(Saved entries)
******
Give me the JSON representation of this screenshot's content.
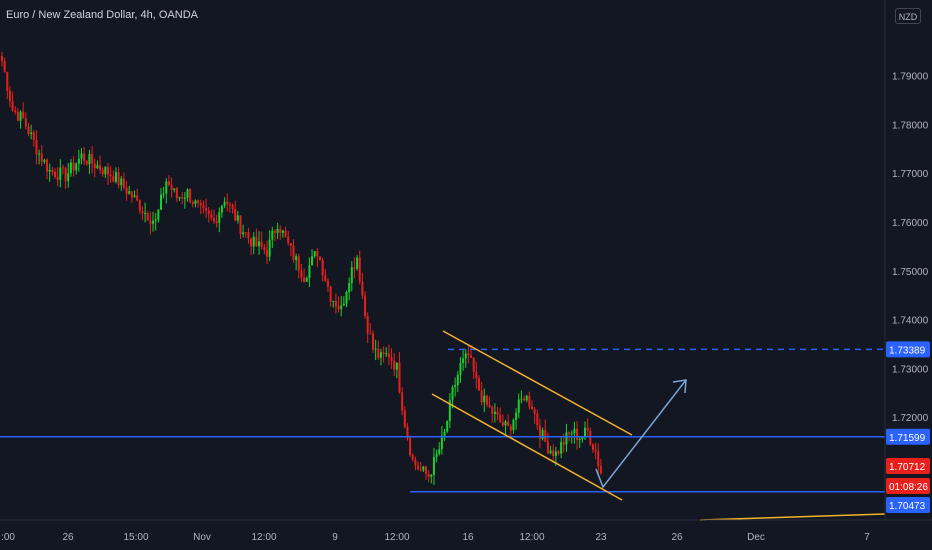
{
  "header": {
    "title": "Euro / New Zealand Dollar, 4h, OANDA"
  },
  "currency": "NZD",
  "colors": {
    "background": "#131722",
    "up": "#26a69a",
    "up_bright": "#17d22e",
    "down": "#e8201c",
    "grid": "#1e222d",
    "axis_text": "#b2b5be",
    "hline": "#2962ff",
    "channel": "#f5b32b",
    "arrow": "#7aa7d6",
    "last_price_bg": "#e8201c"
  },
  "chart_data": {
    "type": "candlestick",
    "title": "Euro / New Zealand Dollar, 4h, OANDA",
    "x_ticks": [
      ":00",
      "26",
      "15:00",
      "Nov",
      "12:00",
      "9",
      "12:00",
      "16",
      "12:00",
      "23",
      "26",
      "Dec",
      "7"
    ],
    "y_ticks": [
      "1.79000",
      "1.78000",
      "1.77000",
      "1.76000",
      "1.75000",
      "1.74000",
      "1.73000",
      "1.72000",
      "1.71000"
    ],
    "ylim": [
      1.7005,
      1.8055
    ],
    "grid": false,
    "price_trend": [
      [
        0,
        1.793
      ],
      [
        4,
        1.783
      ],
      [
        8,
        1.781
      ],
      [
        14,
        1.774
      ],
      [
        18,
        1.7705
      ],
      [
        24,
        1.7695
      ],
      [
        30,
        1.7735
      ],
      [
        36,
        1.7715
      ],
      [
        42,
        1.7695
      ],
      [
        48,
        1.766
      ],
      [
        54,
        1.762
      ],
      [
        58,
        1.76
      ],
      [
        62,
        1.7685
      ],
      [
        66,
        1.765
      ],
      [
        70,
        1.766
      ],
      [
        75,
        1.762
      ],
      [
        80,
        1.76
      ],
      [
        84,
        1.765
      ],
      [
        90,
        1.759
      ],
      [
        95,
        1.7555
      ],
      [
        100,
        1.754
      ],
      [
        104,
        1.76
      ],
      [
        109,
        1.754
      ],
      [
        114,
        1.749
      ],
      [
        119,
        1.754
      ],
      [
        124,
        1.745
      ],
      [
        128,
        1.742
      ],
      [
        131,
        1.749
      ],
      [
        134,
        1.753
      ],
      [
        137,
        1.741
      ],
      [
        140,
        1.734
      ],
      [
        143,
        1.732
      ],
      [
        146,
        1.733
      ],
      [
        149,
        1.73
      ],
      [
        152,
        1.719
      ],
      [
        155,
        1.711
      ],
      [
        158,
        1.709
      ],
      [
        161,
        1.708
      ],
      [
        164,
        1.712
      ],
      [
        167,
        1.7165
      ],
      [
        170,
        1.725
      ],
      [
        173,
        1.7305
      ],
      [
        176,
        1.7325
      ],
      [
        179,
        1.727
      ],
      [
        182,
        1.723
      ],
      [
        185,
        1.721
      ],
      [
        188,
        1.719
      ],
      [
        191,
        1.7175
      ],
      [
        194,
        1.721
      ],
      [
        197,
        1.7245
      ],
      [
        200,
        1.7225
      ],
      [
        203,
        1.717
      ],
      [
        206,
        1.714
      ],
      [
        209,
        1.7125
      ],
      [
        212,
        1.715
      ],
      [
        215,
        1.717
      ],
      [
        218,
        1.716
      ],
      [
        221,
        1.717
      ],
      [
        224,
        1.713
      ],
      [
        226,
        1.7085
      ]
    ],
    "horizontal_levels": [
      {
        "price": 1.73389,
        "label": "1.73389",
        "style": "dashed"
      },
      {
        "price": 1.71599,
        "label": "1.71599",
        "style": "solid"
      },
      {
        "price": 1.70473,
        "label": "1.70473",
        "style": "solid"
      }
    ],
    "last_price": {
      "label": "1.70712",
      "countdown": "01:08:26",
      "price": 1.70712
    },
    "annotations": [
      "descending channel (two parallel lines)",
      "projected reversal arrow from channel bottom up toward 1.7255"
    ]
  }
}
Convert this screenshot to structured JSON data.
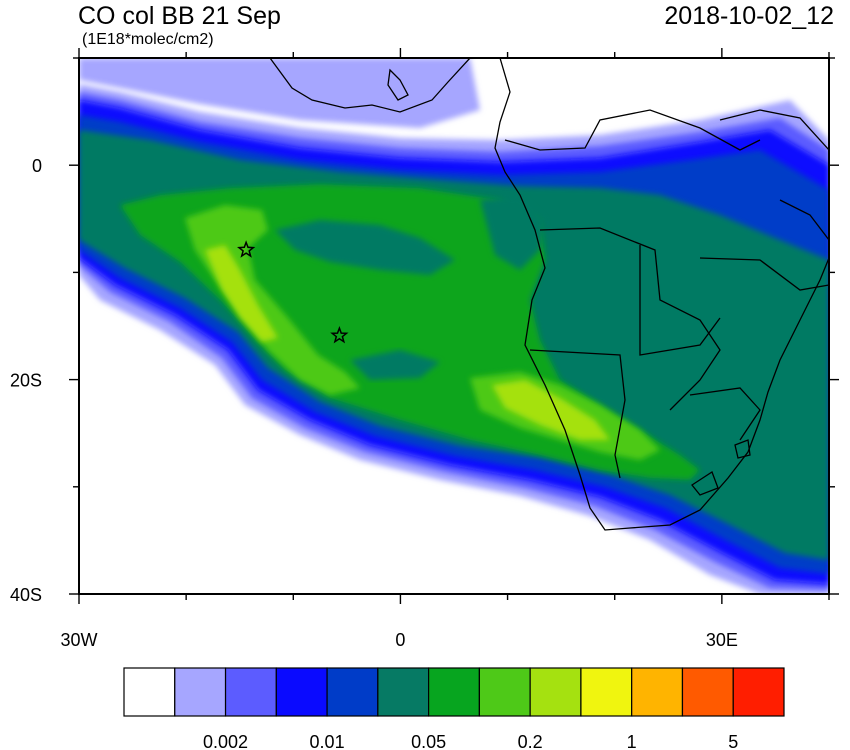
{
  "header": {
    "title": "CO col BB 21 Sep",
    "timestamp": "2018-10-02_12",
    "units": "(1E18*molec/cm2)"
  },
  "map": {
    "projection": "lat-lon",
    "lon_range": [
      -30,
      40
    ],
    "lat_range": [
      -40,
      10
    ],
    "x_ticks": [
      {
        "value": -30,
        "label": "30W"
      },
      {
        "value": 0,
        "label": "0"
      },
      {
        "value": 30,
        "label": "30E"
      }
    ],
    "y_ticks": [
      {
        "value": 0,
        "label": "0"
      },
      {
        "value": -20,
        "label": "20S"
      },
      {
        "value": -40,
        "label": "40S"
      }
    ],
    "stations": [
      {
        "name": "star-marker",
        "lon": -14.4,
        "lat": -7.9
      },
      {
        "name": "star-marker",
        "lon": -5.7,
        "lat": -15.9
      }
    ]
  },
  "colorbar": {
    "colors": [
      "#ffffff",
      "#a6a6ff",
      "#5c5cff",
      "#0a0aff",
      "#003cc8",
      "#067a64",
      "#07a51f",
      "#4ec918",
      "#a5e110",
      "#f0f50f",
      "#ffb400",
      "#ff5a00",
      "#ff1e00"
    ],
    "labels": [
      "0.002",
      "0.01",
      "0.05",
      "0.2",
      "1",
      "5"
    ]
  }
}
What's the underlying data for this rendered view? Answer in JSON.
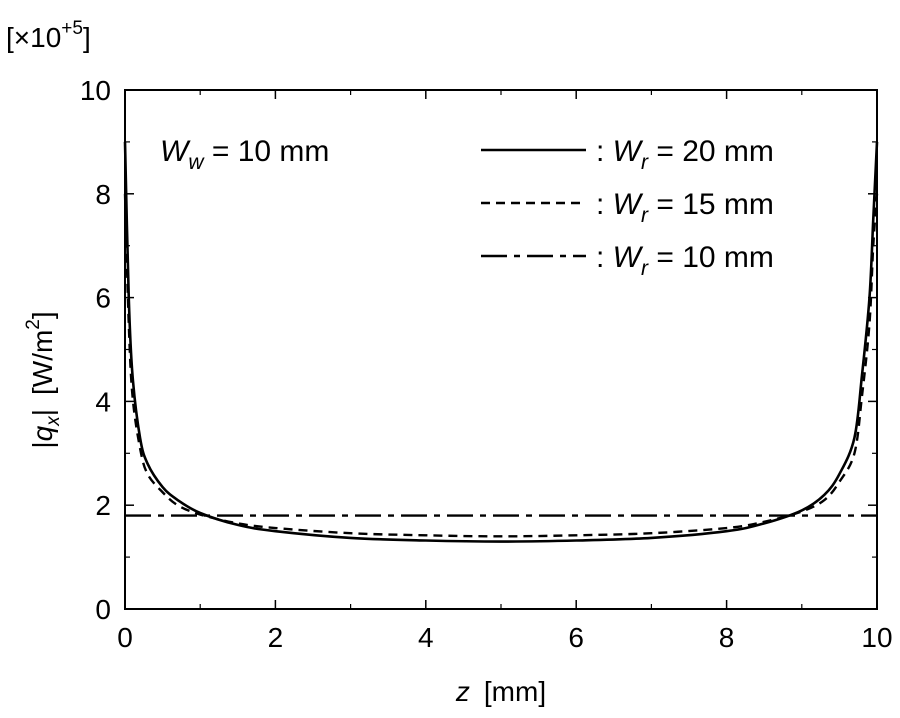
******
Extract each line holding the string "screenshot".

**WRITTEN RESPONSE**
Give me the JSON representation of this screenshot's content.
Convert this screenshot to structured JSON data.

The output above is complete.